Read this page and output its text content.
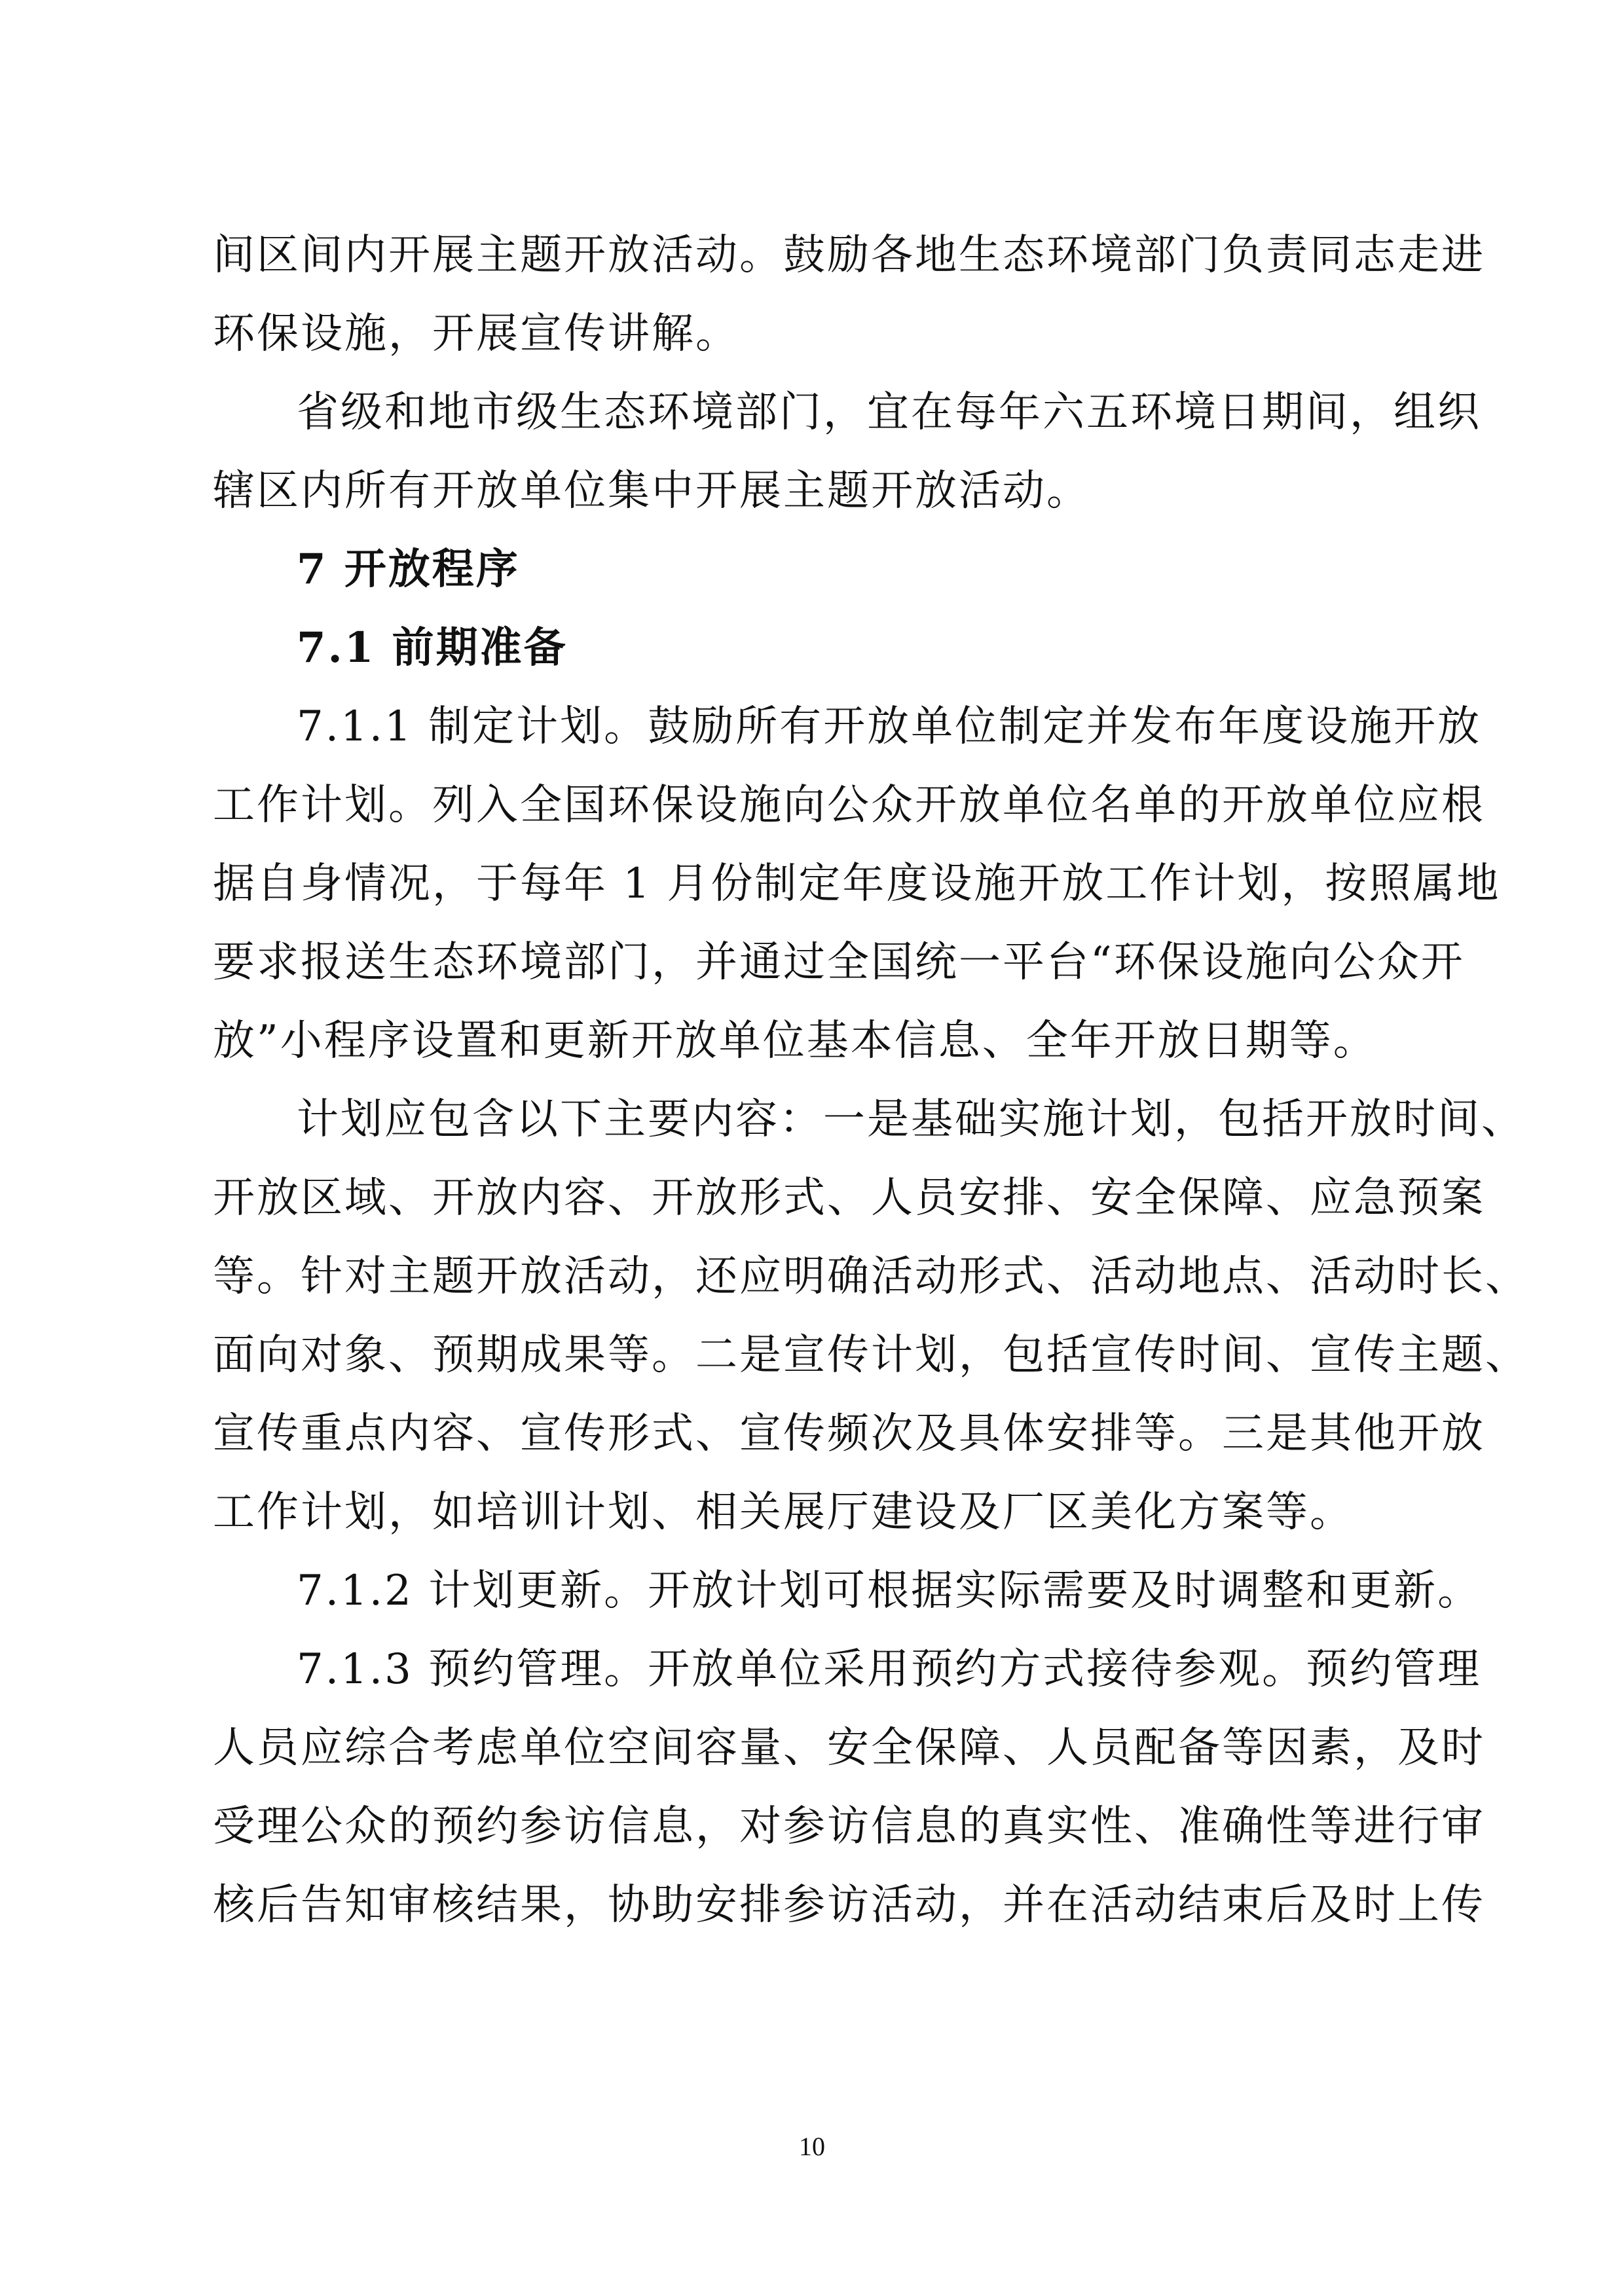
间区间内开展主题开放活动。鼓励各地生态环境部门负责同志走进
环保设施，开展宣传讲解。
省级和地市级生态环境部门，宜在每年六五环境日期间，组织
辖区内所有开放单位集中开展主题开放活动。
7 开放程序
7.1 前期准备
7.1.1 制定计划。鼓励所有开放单位制定并发布年度设施开放
工作计划。列入全国环保设施向公众开放单位名单的开放单位应根
据自身情况，于每年 1 月份制定年度设施开放工作计划，按照属地
要求报送生态环境部门，并通过全国统一平台“环保设施向公众开
放”小程序设置和更新开放单位基本信息、全年开放日期等。
计划应包含以下主要内容：一是基础实施计划，包括开放时间、
开放区域、开放内容、开放形式、人员安排、安全保障、应急预案
等。针对主题开放活动，还应明确活动形式、活动地点、活动时长、
面向对象、预期成果等。二是宣传计划，包括宣传时间、宣传主题、
宣传重点内容、宣传形式、宣传频次及具体安排等。三是其他开放
工作计划，如培训计划、相关展厅建设及厂区美化方案等。
7.1.2 计划更新。开放计划可根据实际需要及时调整和更新。
7.1.3 预约管理。开放单位采用预约方式接待参观。预约管理
人员应综合考虑单位空间容量、安全保障、人员配备等因素，及时
受理公众的预约参访信息，对参访信息的真实性、准确性等进行审
核后告知审核结果，协助安排参访活动，并在活动结束后及时上传
10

========================================================================

## Exercise task
Omit the pictures. Output every record above word for word.

## The answer
Read this page and output its text content.
间区间内开展主题开放活动。鼓励各地生态环境部门负责同志走进
环保设施，开展宣传讲解。
省级和地市级生态环境部门，宜在每年六五环境日期间，组织
辖区内所有开放单位集中开展主题开放活动。
7 开放程序
7.1 前期准备
7.1.1 制定计划。鼓励所有开放单位制定并发布年度设施开放
工作计划。列入全国环保设施向公众开放单位名单的开放单位应根
据自身情况，于每年 1 月份制定年度设施开放工作计划，按照属地
要求报送生态环境部门，并通过全国统一平台“环保设施向公众开
放”小程序设置和更新开放单位基本信息、全年开放日期等。
计划应包含以下主要内容：一是基础实施计划，包括开放时间、
开放区域、开放内容、开放形式、人员安排、安全保障、应急预案
等。针对主题开放活动，还应明确活动形式、活动地点、活动时长、
面向对象、预期成果等。二是宣传计划，包括宣传时间、宣传主题、
宣传重点内容、宣传形式、宣传频次及具体安排等。三是其他开放
工作计划，如培训计划、相关展厅建设及厂区美化方案等。
7.1.2 计划更新。开放计划可根据实际需要及时调整和更新。
7.1.3 预约管理。开放单位采用预约方式接待参观。预约管理
人员应综合考虑单位空间容量、安全保障、人员配备等因素，及时
受理公众的预约参访信息，对参访信息的真实性、准确性等进行审
核后告知审核结果，协助安排参访活动，并在活动结束后及时上传
10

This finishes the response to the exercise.